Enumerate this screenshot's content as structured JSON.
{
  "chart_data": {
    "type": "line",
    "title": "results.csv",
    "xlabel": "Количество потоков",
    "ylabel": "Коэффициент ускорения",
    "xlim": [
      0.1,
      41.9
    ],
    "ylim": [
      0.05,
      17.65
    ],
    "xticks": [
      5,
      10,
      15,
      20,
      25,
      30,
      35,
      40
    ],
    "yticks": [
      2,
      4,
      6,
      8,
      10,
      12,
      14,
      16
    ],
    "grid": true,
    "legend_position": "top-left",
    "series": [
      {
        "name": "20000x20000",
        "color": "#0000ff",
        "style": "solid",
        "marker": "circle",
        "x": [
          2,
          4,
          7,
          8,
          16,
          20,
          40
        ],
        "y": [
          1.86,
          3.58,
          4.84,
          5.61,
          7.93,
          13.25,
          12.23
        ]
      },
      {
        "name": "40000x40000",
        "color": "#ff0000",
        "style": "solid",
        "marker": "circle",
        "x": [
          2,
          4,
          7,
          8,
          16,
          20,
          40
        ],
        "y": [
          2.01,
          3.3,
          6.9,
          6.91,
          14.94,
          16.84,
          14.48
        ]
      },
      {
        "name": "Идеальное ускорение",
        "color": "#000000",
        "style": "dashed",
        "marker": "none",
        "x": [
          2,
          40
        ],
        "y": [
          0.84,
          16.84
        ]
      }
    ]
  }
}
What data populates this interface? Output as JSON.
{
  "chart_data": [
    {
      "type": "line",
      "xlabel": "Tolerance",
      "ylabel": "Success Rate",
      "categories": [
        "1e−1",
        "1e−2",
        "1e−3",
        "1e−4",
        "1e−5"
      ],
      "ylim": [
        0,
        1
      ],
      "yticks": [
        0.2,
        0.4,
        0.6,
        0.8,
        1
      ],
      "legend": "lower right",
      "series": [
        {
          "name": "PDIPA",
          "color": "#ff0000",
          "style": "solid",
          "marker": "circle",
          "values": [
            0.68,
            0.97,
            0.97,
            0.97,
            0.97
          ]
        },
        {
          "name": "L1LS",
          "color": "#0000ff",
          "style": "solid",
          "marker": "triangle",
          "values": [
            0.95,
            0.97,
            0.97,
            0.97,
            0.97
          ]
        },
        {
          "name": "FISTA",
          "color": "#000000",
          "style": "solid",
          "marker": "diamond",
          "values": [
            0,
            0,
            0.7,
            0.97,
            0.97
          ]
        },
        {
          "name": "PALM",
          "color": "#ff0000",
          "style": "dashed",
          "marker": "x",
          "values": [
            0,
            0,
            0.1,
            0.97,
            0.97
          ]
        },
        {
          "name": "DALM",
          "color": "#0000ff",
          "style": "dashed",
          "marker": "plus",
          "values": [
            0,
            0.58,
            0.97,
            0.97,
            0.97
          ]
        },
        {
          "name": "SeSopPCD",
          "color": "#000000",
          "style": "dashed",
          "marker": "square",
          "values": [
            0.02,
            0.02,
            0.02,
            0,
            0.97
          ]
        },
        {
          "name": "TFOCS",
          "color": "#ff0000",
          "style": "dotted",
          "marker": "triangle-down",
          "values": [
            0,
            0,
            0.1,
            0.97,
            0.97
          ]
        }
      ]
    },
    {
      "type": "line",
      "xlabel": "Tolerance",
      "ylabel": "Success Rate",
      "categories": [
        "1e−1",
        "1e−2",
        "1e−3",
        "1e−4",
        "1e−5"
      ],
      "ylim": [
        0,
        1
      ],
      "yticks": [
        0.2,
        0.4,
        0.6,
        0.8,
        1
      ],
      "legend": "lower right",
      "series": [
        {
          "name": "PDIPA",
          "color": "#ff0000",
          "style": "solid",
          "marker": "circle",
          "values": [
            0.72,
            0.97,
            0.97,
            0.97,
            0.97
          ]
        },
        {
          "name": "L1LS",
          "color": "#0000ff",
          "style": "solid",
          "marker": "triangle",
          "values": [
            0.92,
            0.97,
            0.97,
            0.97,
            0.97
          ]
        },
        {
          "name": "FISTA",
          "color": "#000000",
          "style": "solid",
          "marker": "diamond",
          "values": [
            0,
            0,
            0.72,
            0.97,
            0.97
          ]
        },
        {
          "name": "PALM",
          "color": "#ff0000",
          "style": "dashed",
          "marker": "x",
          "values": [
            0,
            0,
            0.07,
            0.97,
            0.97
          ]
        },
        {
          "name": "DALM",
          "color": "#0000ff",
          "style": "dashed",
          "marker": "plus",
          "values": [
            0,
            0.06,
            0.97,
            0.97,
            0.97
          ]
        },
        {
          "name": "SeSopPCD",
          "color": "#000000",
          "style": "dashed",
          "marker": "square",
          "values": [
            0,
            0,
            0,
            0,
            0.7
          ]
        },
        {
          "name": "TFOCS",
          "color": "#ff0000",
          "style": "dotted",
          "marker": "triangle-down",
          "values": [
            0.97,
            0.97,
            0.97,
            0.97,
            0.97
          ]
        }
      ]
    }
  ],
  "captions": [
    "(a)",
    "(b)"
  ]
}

□ □ □ □ □

* _Exercise details_
Copy out the material word for word and line for line.

* _Expected answer_
Enumerate this screenshot's content as structured JSON.
{
  "chart_data": {
    "type": "line",
    "title": "results.csv",
    "xlabel": "Количество потоков",
    "ylabel": "Коэффициент ускорения",
    "xlim": [
      0.1,
      41.9
    ],
    "ylim": [
      0.05,
      17.65
    ],
    "xticks": [
      5,
      10,
      15,
      20,
      25,
      30,
      35,
      40
    ],
    "yticks": [
      2,
      4,
      6,
      8,
      10,
      12,
      14,
      16
    ],
    "grid": true,
    "legend_position": "top-left",
    "series": [
      {
        "name": "20000x20000",
        "color": "#0000ff",
        "style": "solid",
        "marker": "circle",
        "x": [
          2,
          4,
          7,
          8,
          16,
          20,
          40
        ],
        "y": [
          1.86,
          3.58,
          4.84,
          5.61,
          7.93,
          13.25,
          12.23
        ]
      },
      {
        "name": "40000x40000",
        "color": "#ff0000",
        "style": "solid",
        "marker": "circle",
        "x": [
          2,
          4,
          7,
          8,
          16,
          20,
          40
        ],
        "y": [
          2.01,
          3.3,
          6.9,
          6.91,
          14.94,
          16.84,
          14.48
        ]
      },
      {
        "name": "Идеальное ускорение",
        "color": "#000000",
        "style": "dashed",
        "marker": "none",
        "x": [
          2,
          40
        ],
        "y": [
          0.84,
          16.84
        ]
      }
    ]
  }
}
What data populates this interface? Output as JSON.
{
  "chart_data": [
    {
      "type": "line",
      "xlabel": "Tolerance",
      "ylabel": "Success Rate",
      "categories": [
        "1e−1",
        "1e−2",
        "1e−3",
        "1e−4",
        "1e−5"
      ],
      "ylim": [
        0,
        1
      ],
      "yticks": [
        0.2,
        0.4,
        0.6,
        0.8,
        1
      ],
      "legend": "lower right",
      "series": [
        {
          "name": "PDIPA",
          "color": "#ff0000",
          "style": "solid",
          "marker": "circle",
          "values": [
            0.68,
            0.97,
            0.97,
            0.97,
            0.97
          ]
        },
        {
          "name": "L1LS",
          "color": "#0000ff",
          "style": "solid",
          "marker": "triangle",
          "values": [
            0.95,
            0.97,
            0.97,
            0.97,
            0.97
          ]
        },
        {
          "name": "FISTA",
          "color": "#000000",
          "style": "solid",
          "marker": "diamond",
          "values": [
            0,
            0,
            0.7,
            0.97,
            0.97
          ]
        },
        {
          "name": "PALM",
          "color": "#ff0000",
          "style": "dashed",
          "marker": "x",
          "values": [
            0,
            0,
            0.1,
            0.97,
            0.97
          ]
        },
        {
          "name": "DALM",
          "color": "#0000ff",
          "style": "dashed",
          "marker": "plus",
          "values": [
            0,
            0.58,
            0.97,
            0.97,
            0.97
          ]
        },
        {
          "name": "SeSopPCD",
          "color": "#000000",
          "style": "dashed",
          "marker": "square",
          "values": [
            0.02,
            0.02,
            0.02,
            0,
            0.97
          ]
        },
        {
          "name": "TFOCS",
          "color": "#ff0000",
          "style": "dotted",
          "marker": "triangle-down",
          "values": [
            0,
            0,
            0.1,
            0.97,
            0.97
          ]
        }
      ]
    },
    {
      "type": "line",
      "xlabel": "Tolerance",
      "ylabel": "Success Rate",
      "categories": [
        "1e−1",
        "1e−2",
        "1e−3",
        "1e−4",
        "1e−5"
      ],
      "ylim": [
        0,
        1
      ],
      "yticks": [
        0.2,
        0.4,
        0.6,
        0.8,
        1
      ],
      "legend": "lower right",
      "series": [
        {
          "name": "PDIPA",
          "color": "#ff0000",
          "style": "solid",
          "marker": "circle",
          "values": [
            0.72,
            0.97,
            0.97,
            0.97,
            0.97
          ]
        },
        {
          "name": "L1LS",
          "color": "#0000ff",
          "style": "solid",
          "marker": "triangle",
          "values": [
            0.92,
            0.97,
            0.97,
            0.97,
            0.97
          ]
        },
        {
          "name": "FISTA",
          "color": "#000000",
          "style": "solid",
          "marker": "diamond",
          "values": [
            0,
            0,
            0.72,
            0.97,
            0.97
          ]
        },
        {
          "name": "PALM",
          "color": "#ff0000",
          "style": "dashed",
          "marker": "x",
          "values": [
            0,
            0,
            0.07,
            0.97,
            0.97
          ]
        },
        {
          "name": "DALM",
          "color": "#0000ff",
          "style": "dashed",
          "marker": "plus",
          "values": [
            0,
            0.06,
            0.97,
            0.97,
            0.97
          ]
        },
        {
          "name": "SeSopPCD",
          "color": "#000000",
          "style": "dashed",
          "marker": "square",
          "values": [
            0,
            0,
            0,
            0,
            0.7
          ]
        },
        {
          "name": "TFOCS",
          "color": "#ff0000",
          "style": "dotted",
          "marker": "triangle-down",
          "values": [
            0.97,
            0.97,
            0.97,
            0.97,
            0.97
          ]
        }
      ]
    }
  ],
  "captions": [
    "(a)",
    "(b)"
  ]
}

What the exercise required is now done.